**Instruction:**
Your copy should begin at the line containing "Give me the" and end at the last line of the records; transcribe those lines exactly and leave out every picture.

--- Record extracts ---

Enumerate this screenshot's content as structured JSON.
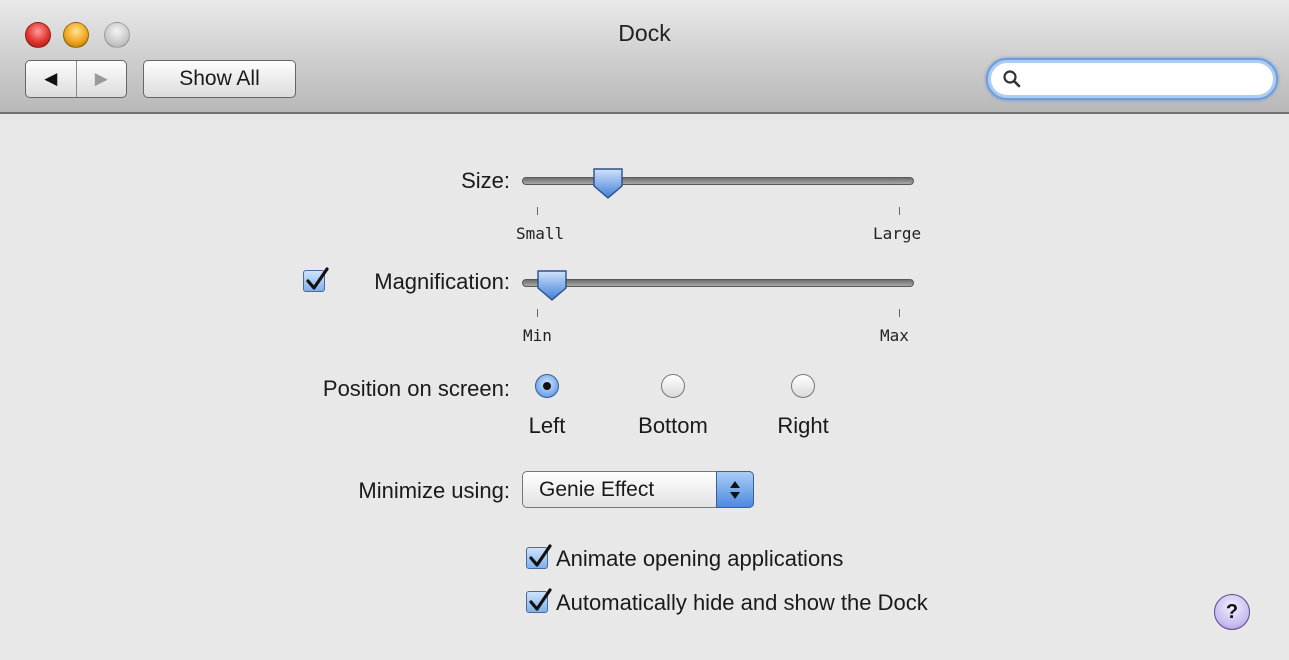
{
  "window": {
    "title": "Dock",
    "show_all_label": "Show All",
    "back_glyph": "◀",
    "forward_glyph": "▶",
    "search": {
      "value": "",
      "placeholder": "",
      "icon": "magnifier-icon"
    }
  },
  "size": {
    "label": "Size:",
    "min_label": "Small",
    "max_label": "Large",
    "value_fraction": 0.2
  },
  "magnification": {
    "label": "Magnification:",
    "checked": true,
    "min_label": "Min",
    "max_label": "Max",
    "value_fraction": 0.05
  },
  "position": {
    "label": "Position on screen:",
    "options": [
      {
        "label": "Left",
        "selected": true
      },
      {
        "label": "Bottom",
        "selected": false
      },
      {
        "label": "Right",
        "selected": false
      }
    ]
  },
  "minimize": {
    "label": "Minimize using:",
    "value": "Genie Effect"
  },
  "options": {
    "animate_label": "Animate opening applications",
    "animate_checked": true,
    "autohide_label": "Automatically hide and show the Dock",
    "autohide_checked": true
  },
  "help_glyph": "?",
  "colors": {
    "accent": "#5b93e0",
    "window_bg": "#e8e8e8"
  }
}
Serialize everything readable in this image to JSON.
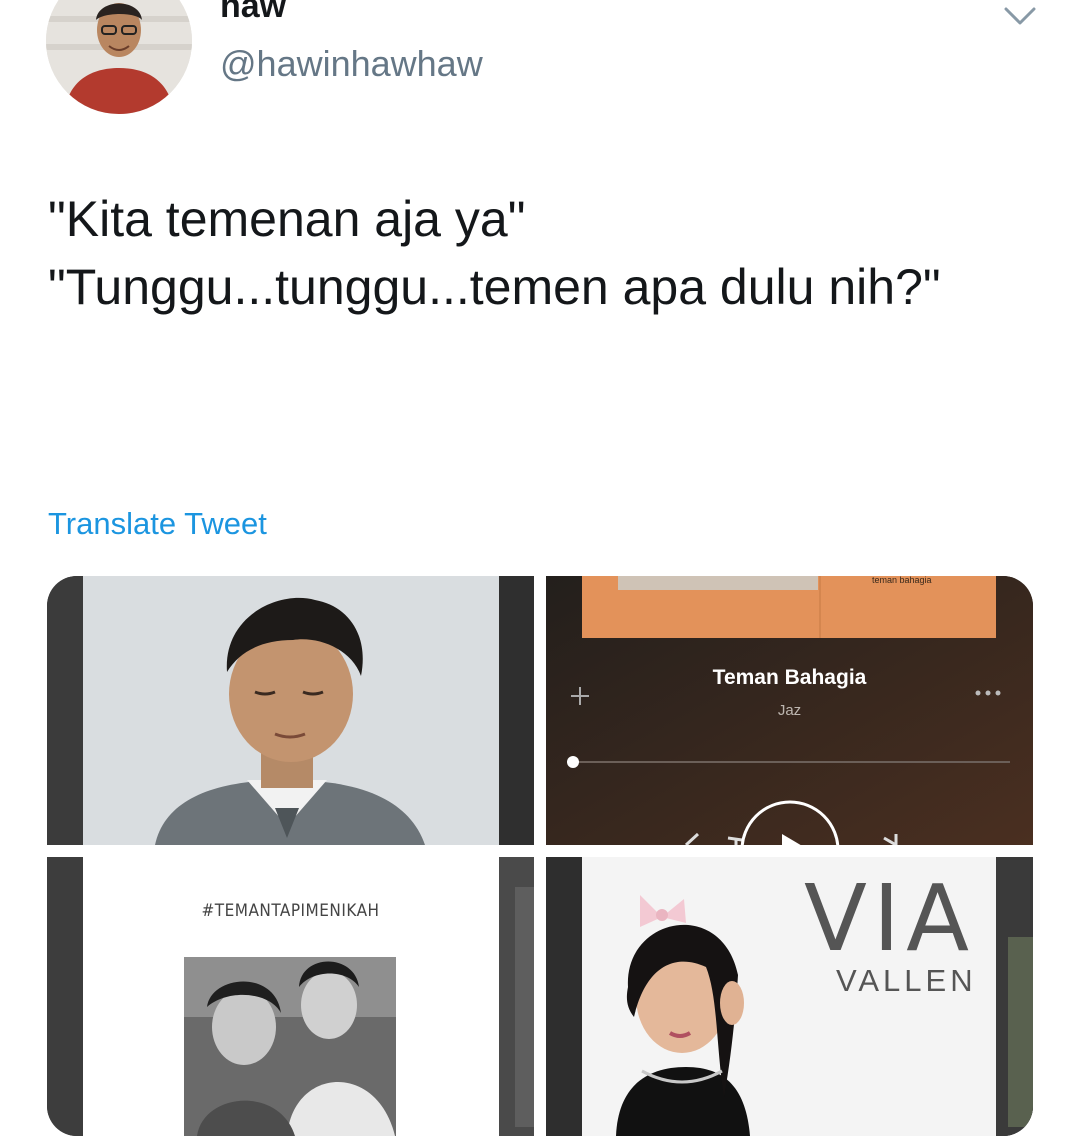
{
  "user": {
    "display_name": "haw",
    "handle": "@hawinhawhaw"
  },
  "tweet": {
    "lines": [
      "\"Kita temenan aja ya\"",
      "\"Tunggu...tunggu...temen apa dulu nih?\""
    ],
    "translate_label": "Translate Tweet"
  },
  "media": {
    "player": {
      "song_title": "Teman Bahagia",
      "artist": "Jaz",
      "album_tag": "teman bahagia"
    },
    "poster": {
      "hashtag": "#TEMANTAPIMENIKAH"
    },
    "album": {
      "title": "VIA",
      "subtitle": "VALLEN"
    }
  },
  "icons": {
    "menu": "chevron-down-icon",
    "add": "plus-icon",
    "more": "more-dots-icon",
    "play": "play-icon"
  },
  "colors": {
    "link": "#1b95e0",
    "handle": "#657786",
    "text": "#14171a"
  }
}
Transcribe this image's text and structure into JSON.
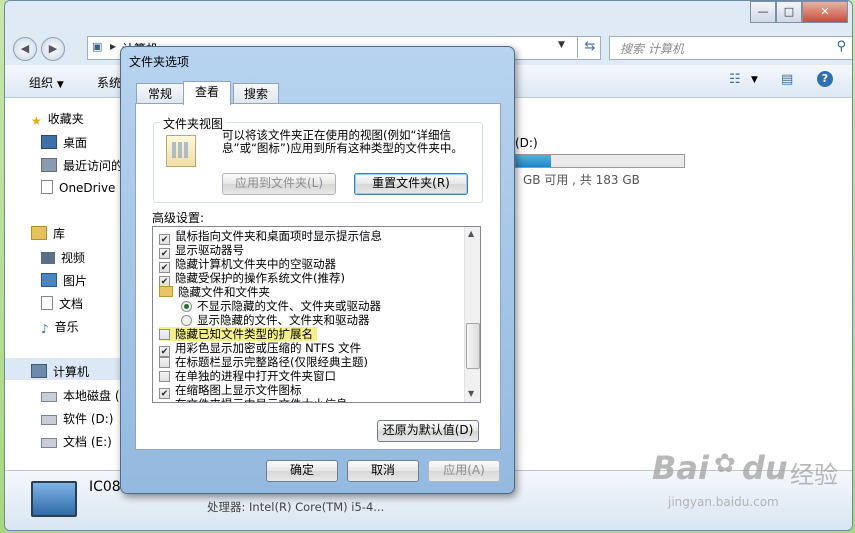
{
  "explorer": {
    "breadcrumb": "计算机",
    "search_placeholder": "搜索 计算机",
    "toolbar": {
      "organize": "组织",
      "system": "系统"
    },
    "caption": {
      "minimize": "—",
      "maximize": "□",
      "close": "✕"
    },
    "sidebar": {
      "favorites": "收藏夹",
      "favorites_items": [
        "桌面",
        "最近访问的",
        "OneDrive"
      ],
      "libraries": "库",
      "library_items": [
        "视频",
        "图片",
        "文档",
        "音乐"
      ],
      "computer": "计算机",
      "computer_items": [
        "本地磁盘 (",
        "软件 (D:)",
        "文档 (E:)"
      ]
    },
    "drive": {
      "label": "(D:)",
      "free_text": "GB 可用 , 共 183 GB",
      "fill_percent": 21
    },
    "details": {
      "name": "IC08",
      "processor": "处理器: Intel(R) Core(TM) i5-4..."
    }
  },
  "dialog": {
    "title": "文件夹选项",
    "tabs": [
      "常规",
      "查看",
      "搜索"
    ],
    "selected_tab": "查看",
    "folder_views": {
      "group_label": "文件夹视图",
      "description": "可以将该文件夹正在使用的视图(例如“详细信息”或“图标”)应用到所有这种类型的文件夹中。",
      "apply_button": "应用到文件夹(L)",
      "reset_button": "重置文件夹(R)"
    },
    "advanced_label": "高级设置:",
    "settings": [
      {
        "type": "checkbox",
        "checked": true,
        "label": "鼠标指向文件夹和桌面项时显示提示信息"
      },
      {
        "type": "checkbox",
        "checked": true,
        "label": "显示驱动器号"
      },
      {
        "type": "checkbox",
        "checked": true,
        "label": "隐藏计算机文件夹中的空驱动器"
      },
      {
        "type": "checkbox",
        "checked": true,
        "label": "隐藏受保护的操作系统文件(推荐)"
      },
      {
        "type": "folder",
        "label": "隐藏文件和文件夹"
      },
      {
        "type": "radio",
        "checked": true,
        "label": "不显示隐藏的文件、文件夹或驱动器"
      },
      {
        "type": "radio",
        "checked": false,
        "label": "显示隐藏的文件、文件夹和驱动器"
      },
      {
        "type": "checkbox",
        "checked": false,
        "label": "隐藏已知文件类型的扩展名",
        "highlight": true
      },
      {
        "type": "checkbox",
        "checked": true,
        "label": "用彩色显示加密或压缩的 NTFS 文件"
      },
      {
        "type": "checkbox",
        "checked": false,
        "label": "在标题栏显示完整路径(仅限经典主题)"
      },
      {
        "type": "checkbox",
        "checked": false,
        "label": "在单独的进程中打开文件夹窗口"
      },
      {
        "type": "checkbox",
        "checked": true,
        "label": "在缩略图上显示文件图标"
      },
      {
        "type": "checkbox",
        "checked": true,
        "label": "在文件夹提示中显示文件大小信息"
      }
    ],
    "restore_button": "还原为默认值(D)",
    "ok_button": "确定",
    "cancel_button": "取消",
    "apply_button": "应用(A)",
    "highlight_color": "#f5f08a"
  },
  "watermark": {
    "brand": "Bai",
    "brand2": "du",
    "brand_cn": "经验",
    "url": "jingyan.baidu.com"
  }
}
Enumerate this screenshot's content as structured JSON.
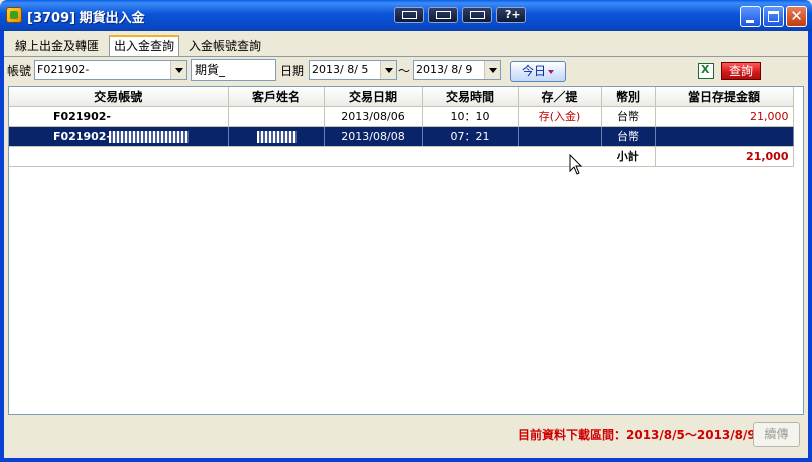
{
  "window": {
    "title": "[3709] 期貨出入金",
    "toolbar_icons": [
      "layout-icon",
      "window-icon",
      "dock-icon",
      "help-icon"
    ],
    "help_label": "?+"
  },
  "tabs": [
    {
      "label": "線上出金及轉匯",
      "active": false
    },
    {
      "label": "出入金查詢",
      "active": true
    },
    {
      "label": "入金帳號查詢",
      "active": false
    }
  ],
  "filters": {
    "account_label": "帳號",
    "account_value": "F021902-",
    "product_value": "期貨_",
    "date_label": "日期",
    "date_from": "2013/ 8/ 5",
    "date_sep": "～",
    "date_to": "2013/ 8/ 9",
    "today_label": "今日",
    "query_label": "查詢"
  },
  "table": {
    "columns": [
      "交易帳號",
      "客戶姓名",
      "交易日期",
      "交易時間",
      "存／提",
      "幣別",
      "當日存提金額"
    ],
    "rows": [
      {
        "account": "F021902-",
        "name": "",
        "date": "2013/08/06",
        "time": "10：10",
        "type": "存(入金)",
        "currency": "台幣",
        "amount": "21,000",
        "selected": false
      },
      {
        "account": "F021902-",
        "name": "",
        "date": "2013/08/08",
        "time": "07：21",
        "type": "",
        "currency": "台幣",
        "amount": "",
        "selected": true
      }
    ],
    "subtotal_label": "小計",
    "subtotal_amount": "21,000"
  },
  "footer": {
    "status": "目前資料下載區間：2013/8/5～2013/8/9",
    "next_label": "續傳"
  },
  "colors": {
    "title_bar": "#0a55d8",
    "selection": "#0a246a",
    "accent_red": "#c00000"
  }
}
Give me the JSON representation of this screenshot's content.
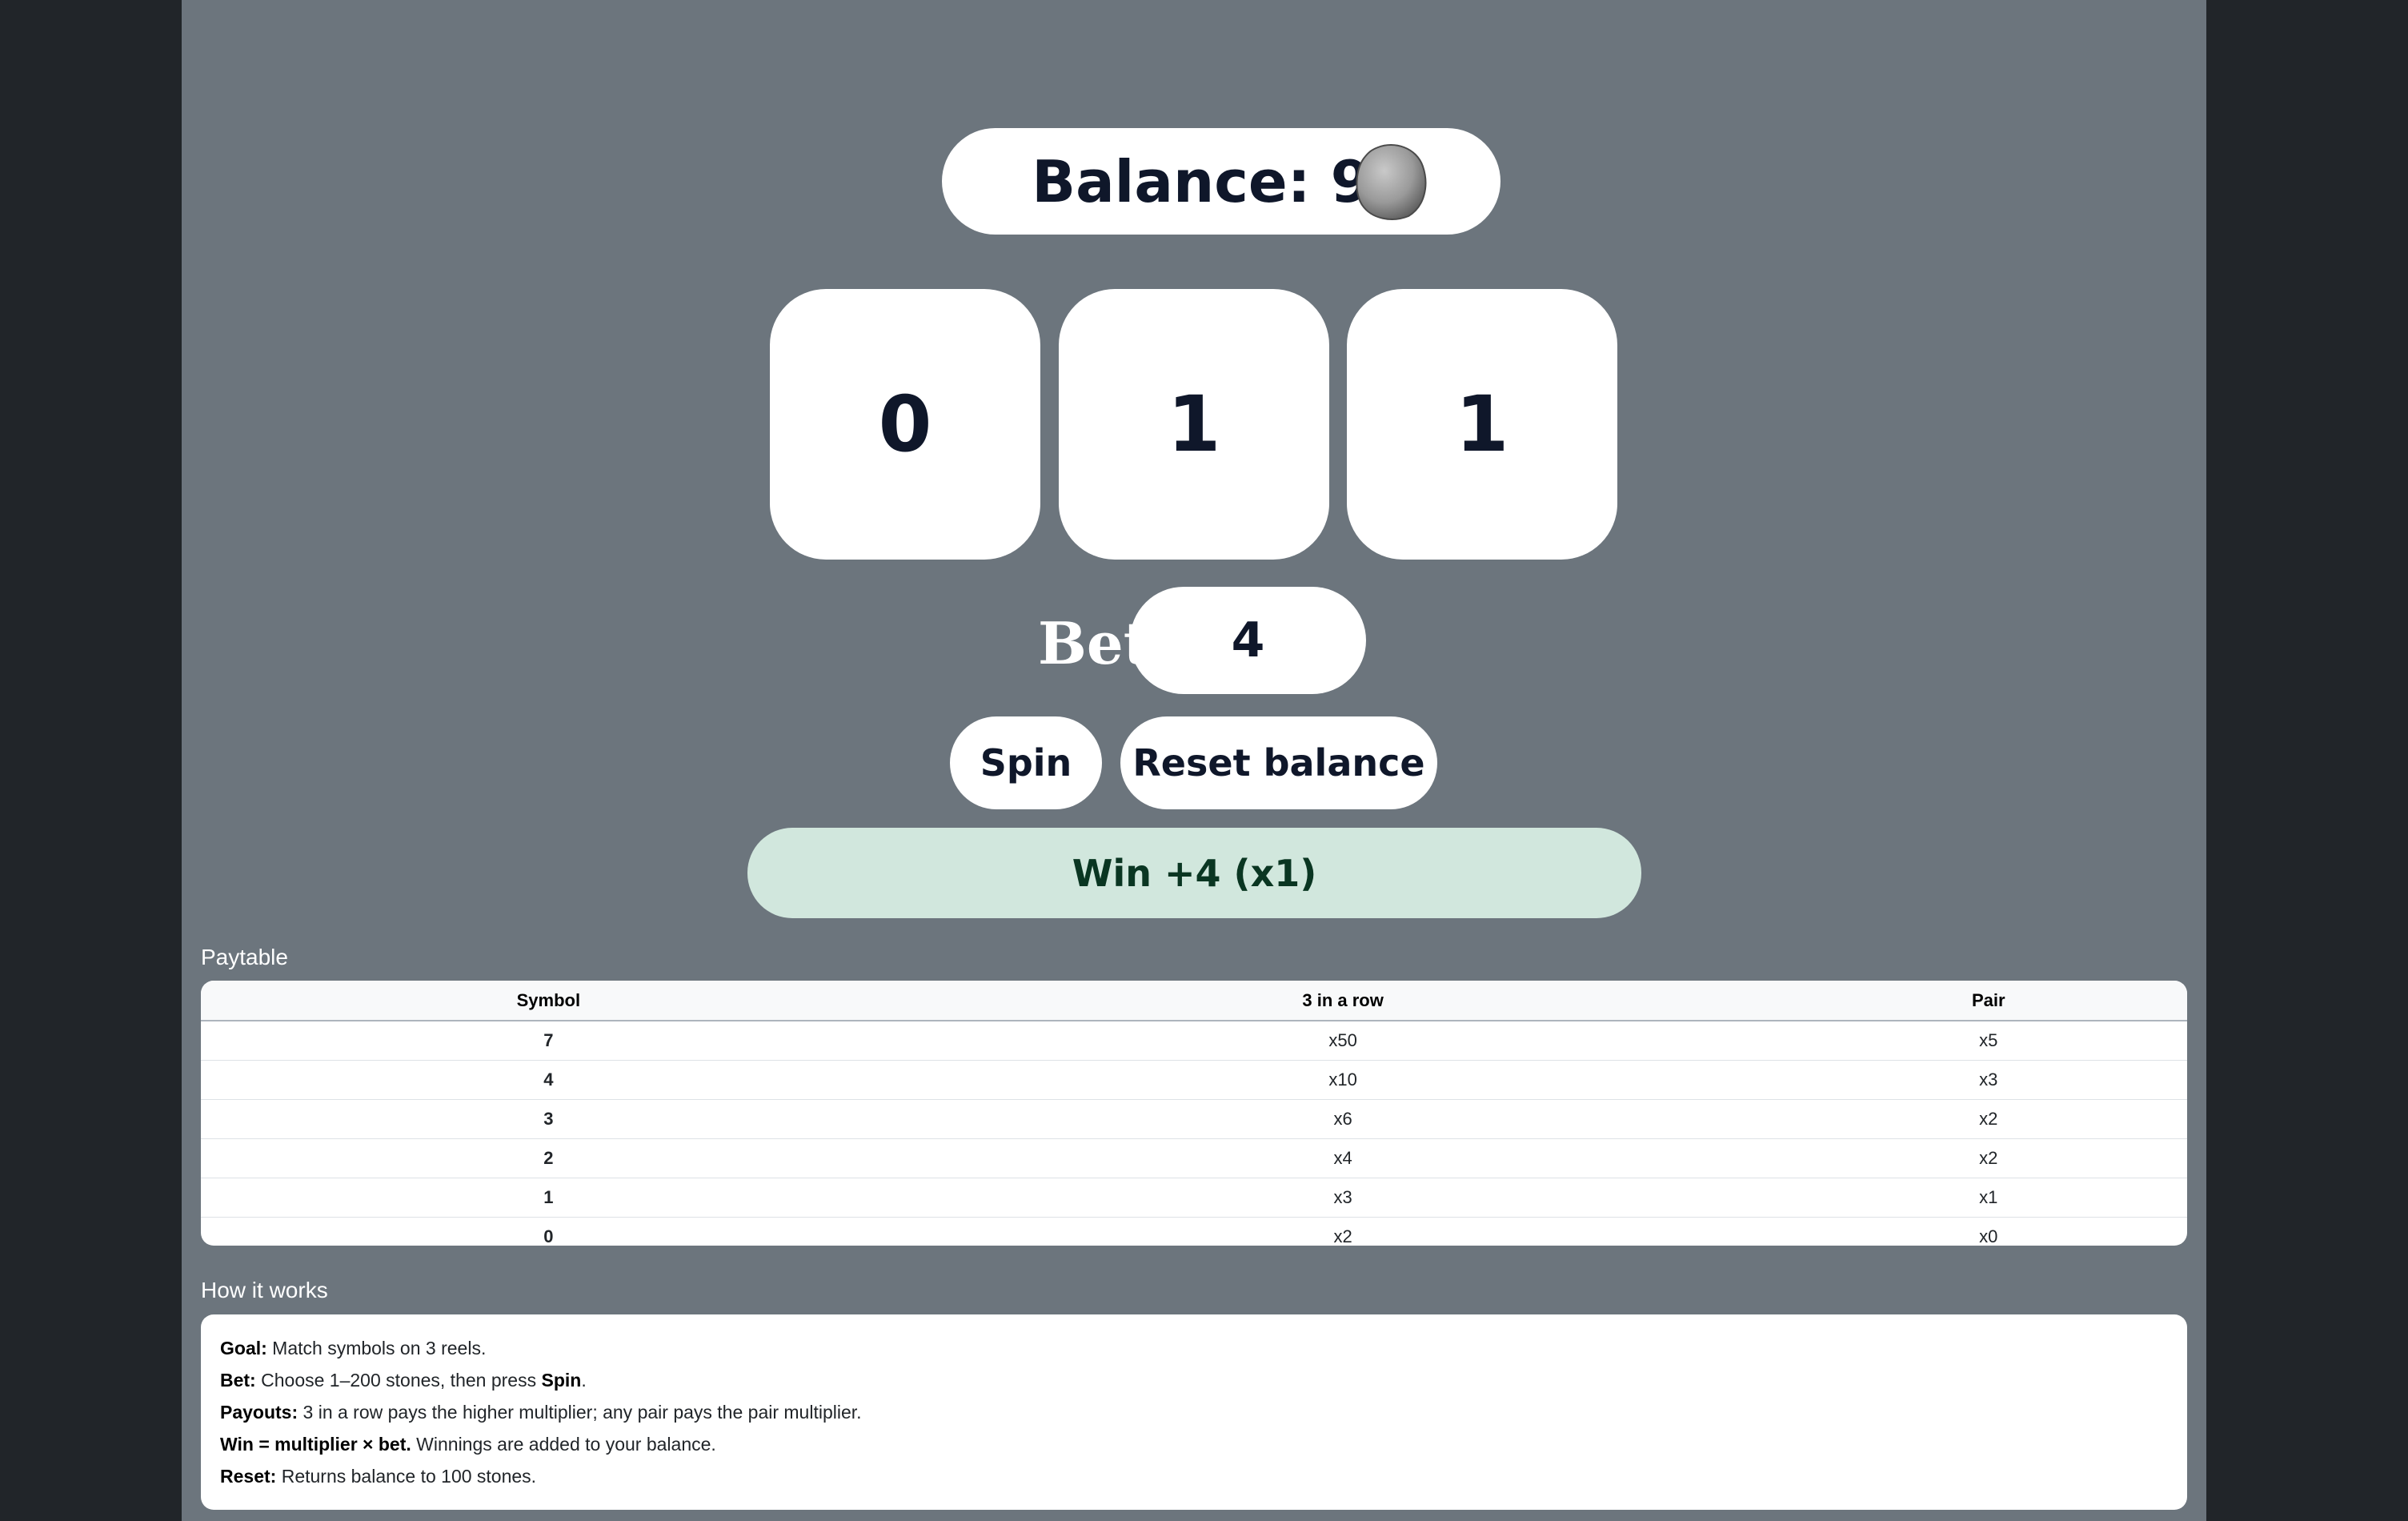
{
  "balance": {
    "text": "Balance: 95"
  },
  "reels": [
    "0",
    "1",
    "1"
  ],
  "bet": {
    "label": "Bet",
    "value": "4"
  },
  "buttons": {
    "spin": "Spin",
    "reset": "Reset balance"
  },
  "result": {
    "text": "Win +4 (x1)",
    "color": "#d1e7dd"
  },
  "paytable": {
    "title": "Paytable",
    "headers": [
      "Symbol",
      "3 in a row",
      "Pair"
    ],
    "rows": [
      [
        "7",
        "x50",
        "x5"
      ],
      [
        "4",
        "x10",
        "x3"
      ],
      [
        "3",
        "x6",
        "x2"
      ],
      [
        "2",
        "x4",
        "x2"
      ],
      [
        "1",
        "x3",
        "x1"
      ],
      [
        "0",
        "x2",
        "x0"
      ]
    ]
  },
  "how": {
    "title": "How it works",
    "lines": [
      {
        "label": "Goal:",
        "text": " Match symbols on 3 reels."
      },
      {
        "label": "Bet:",
        "text": " Choose 1–200 stones, then press ",
        "strong": "Spin",
        "after": "."
      },
      {
        "label": "Payouts:",
        "text": " 3 in a row pays the higher multiplier; any pair pays the pair multiplier."
      },
      {
        "label": "Win = multiplier × bet.",
        "text": " Winnings are added to your balance."
      },
      {
        "label": "Reset:",
        "text": " Returns balance to 100 stones."
      }
    ]
  },
  "icons": {
    "stone": "stone-icon"
  },
  "colors": {
    "page_bg": "#212529",
    "panel_bg": "#6c757d",
    "win_bg": "#d1e7dd",
    "win_text": "#0a3622"
  }
}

---

**The solution:**
Give me the JSON representation of this screenshot's content.
{
  "balance": {
    "text": "Balance: 95"
  },
  "reels": [
    "0",
    "1",
    "1"
  ],
  "bet": {
    "label": "Bet",
    "value": "4"
  },
  "buttons": {
    "spin": "Spin",
    "reset": "Reset balance"
  },
  "result": {
    "text": "Win +4 (x1)",
    "color": "#d1e7dd"
  },
  "paytable": {
    "title": "Paytable",
    "headers": [
      "Symbol",
      "3 in a row",
      "Pair"
    ],
    "rows": [
      [
        "7",
        "x50",
        "x5"
      ],
      [
        "4",
        "x10",
        "x3"
      ],
      [
        "3",
        "x6",
        "x2"
      ],
      [
        "2",
        "x4",
        "x2"
      ],
      [
        "1",
        "x3",
        "x1"
      ],
      [
        "0",
        "x2",
        "x0"
      ]
    ]
  },
  "how": {
    "title": "How it works",
    "lines": [
      {
        "label": "Goal:",
        "text": " Match symbols on 3 reels."
      },
      {
        "label": "Bet:",
        "text": " Choose 1–200 stones, then press ",
        "strong": "Spin",
        "after": "."
      },
      {
        "label": "Payouts:",
        "text": " 3 in a row pays the higher multiplier; any pair pays the pair multiplier."
      },
      {
        "label": "Win = multiplier × bet.",
        "text": " Winnings are added to your balance."
      },
      {
        "label": "Reset:",
        "text": " Returns balance to 100 stones."
      }
    ]
  },
  "icons": {
    "stone": "stone-icon"
  },
  "colors": {
    "page_bg": "#212529",
    "panel_bg": "#6c757d",
    "win_bg": "#d1e7dd",
    "win_text": "#0a3622"
  }
}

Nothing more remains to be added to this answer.